Exercise requirements:
Provide an exact transcription of all the records.

Provided data:
—————

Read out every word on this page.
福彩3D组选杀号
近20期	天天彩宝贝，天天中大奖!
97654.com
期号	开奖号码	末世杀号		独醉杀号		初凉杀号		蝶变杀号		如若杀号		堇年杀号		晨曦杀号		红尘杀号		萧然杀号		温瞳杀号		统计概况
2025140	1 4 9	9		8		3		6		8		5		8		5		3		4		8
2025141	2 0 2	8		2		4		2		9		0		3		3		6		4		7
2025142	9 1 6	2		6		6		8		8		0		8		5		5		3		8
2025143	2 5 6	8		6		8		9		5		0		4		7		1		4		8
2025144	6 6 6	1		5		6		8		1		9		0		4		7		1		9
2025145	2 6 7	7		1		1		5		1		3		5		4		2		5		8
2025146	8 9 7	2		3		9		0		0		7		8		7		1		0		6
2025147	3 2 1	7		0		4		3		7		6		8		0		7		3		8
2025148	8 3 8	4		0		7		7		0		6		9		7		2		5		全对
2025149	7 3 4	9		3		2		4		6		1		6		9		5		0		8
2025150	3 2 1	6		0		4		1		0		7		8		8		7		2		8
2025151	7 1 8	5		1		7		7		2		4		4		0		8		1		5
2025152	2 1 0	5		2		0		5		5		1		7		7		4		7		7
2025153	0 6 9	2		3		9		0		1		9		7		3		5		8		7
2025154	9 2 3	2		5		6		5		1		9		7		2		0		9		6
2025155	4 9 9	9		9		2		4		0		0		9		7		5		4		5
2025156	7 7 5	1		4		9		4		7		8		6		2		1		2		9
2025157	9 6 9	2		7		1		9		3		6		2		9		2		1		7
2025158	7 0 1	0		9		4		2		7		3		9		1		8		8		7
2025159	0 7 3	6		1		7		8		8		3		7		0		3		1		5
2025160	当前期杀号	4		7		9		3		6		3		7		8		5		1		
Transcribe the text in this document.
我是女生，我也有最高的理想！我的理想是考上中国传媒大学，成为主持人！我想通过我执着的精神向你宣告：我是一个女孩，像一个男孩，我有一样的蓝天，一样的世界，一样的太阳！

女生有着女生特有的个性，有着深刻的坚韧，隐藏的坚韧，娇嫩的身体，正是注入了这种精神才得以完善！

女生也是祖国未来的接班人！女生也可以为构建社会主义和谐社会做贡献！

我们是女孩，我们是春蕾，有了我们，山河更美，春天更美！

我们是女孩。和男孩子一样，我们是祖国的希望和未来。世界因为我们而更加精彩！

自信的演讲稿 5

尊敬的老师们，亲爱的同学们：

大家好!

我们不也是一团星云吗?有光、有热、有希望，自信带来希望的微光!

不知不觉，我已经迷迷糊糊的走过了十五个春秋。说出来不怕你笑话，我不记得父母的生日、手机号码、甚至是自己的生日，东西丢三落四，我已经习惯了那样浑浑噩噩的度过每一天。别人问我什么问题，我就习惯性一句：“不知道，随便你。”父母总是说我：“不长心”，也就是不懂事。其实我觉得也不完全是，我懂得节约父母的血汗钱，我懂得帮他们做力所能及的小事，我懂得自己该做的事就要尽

—————

Complete answer:
Read out every word on this page.
福彩3D组选杀号
近20期	天天彩宝贝，天天中大奖!
97654.com
期号	开奖号码	末世杀号		独醉杀号		初凉杀号		蝶变杀号		如若杀号		堇年杀号		晨曦杀号		红尘杀号		萧然杀号		温瞳杀号		统计概况
2025140	1 4 9	9		8		3		6		8		5		8		5		3		4		8
2025141	2 0 2	8		2		4		2		9		0		3		3		6		4		7
2025142	9 1 6	2		6		6		8		8		0		8		5		5		3		8
2025143	2 5 6	8		6		8		9		5		0		4		7		1		4		8
2025144	6 6 6	1		5		6		8		1		9		0		4		7		1		9
2025145	2 6 7	7		1		1		5		1		3		5		4		2		5		8
2025146	8 9 7	2		3		9		0		0		7		8		7		1		0		6
2025147	3 2 1	7		0		4		3		7		6		8		0		7		3		8
2025148	8 3 8	4		0		7		7		0		6		9		7		2		5		全对
2025149	7 3 4	9		3		2		4		6		1		6		9		5		0		8
2025150	3 2 1	6		0		4		1		0		7		8		8		7		2		8
2025151	7 1 8	5		1		7		7		2		4		4		0		8		1		5
2025152	2 1 0	5		2		0		5		5		1		7		7		4		7		7
2025153	0 6 9	2		3		9		0		1		9		7		3		5		8		7
2025154	9 2 3	2		5		6		5		1		9		7		2		0		9		6
2025155	4 9 9	9		9		2		4		0		0		9		7		5		4		5
2025156	7 7 5	1		4		9		4		7		8		6		2		1		2		9
2025157	9 6 9	2		7		1		9		3		6		2		9		2		1		7
2025158	7 0 1	0		9		4		2		7		3		9		1		8		8		7
2025159	0 7 3	6		1		7		8		8		3		7		0		3		1		5
2025160	当前期杀号	4		7		9		3		6		3		7		8		5		1		
Transcribe the text in this document.
我是女生，我也有最高的理想！我的理想是考上中国传媒大学，成为主持人！我想通过我执着的精神向你宣告：我是一个女孩，像一个男孩，我有一样的蓝天，一样的世界，一样的太阳！

女生有着女生特有的个性，有着深刻的坚韧，隐藏的坚韧，娇嫩的身体，正是注入了这种精神才得以完善！

女生也是祖国未来的接班人！女生也可以为构建社会主义和谐社会做贡献！

我们是女孩，我们是春蕾，有了我们，山河更美，春天更美！

我们是女孩。和男孩子一样，我们是祖国的希望和未来。世界因为我们而更加精彩！

自信的演讲稿 5

尊敬的老师们，亲爱的同学们：

大家好!

我们不也是一团星云吗?有光、有热、有希望，自信带来希望的微光!

不知不觉，我已经迷迷糊糊的走过了十五个春秋。说出来不怕你笑话，我不记得父母的生日、手机号码、甚至是自己的生日，东西丢三落四，我已经习惯了那样浑浑噩噩的度过每一天。别人问我什么问题，我就习惯性一句：“不知道，随便你。”父母总是说我：“不长心”，也就是不懂事。其实我觉得也不完全是，我懂得节约父母的血汗钱，我懂得帮他们做力所能及的小事，我懂得自己该做的事就要尽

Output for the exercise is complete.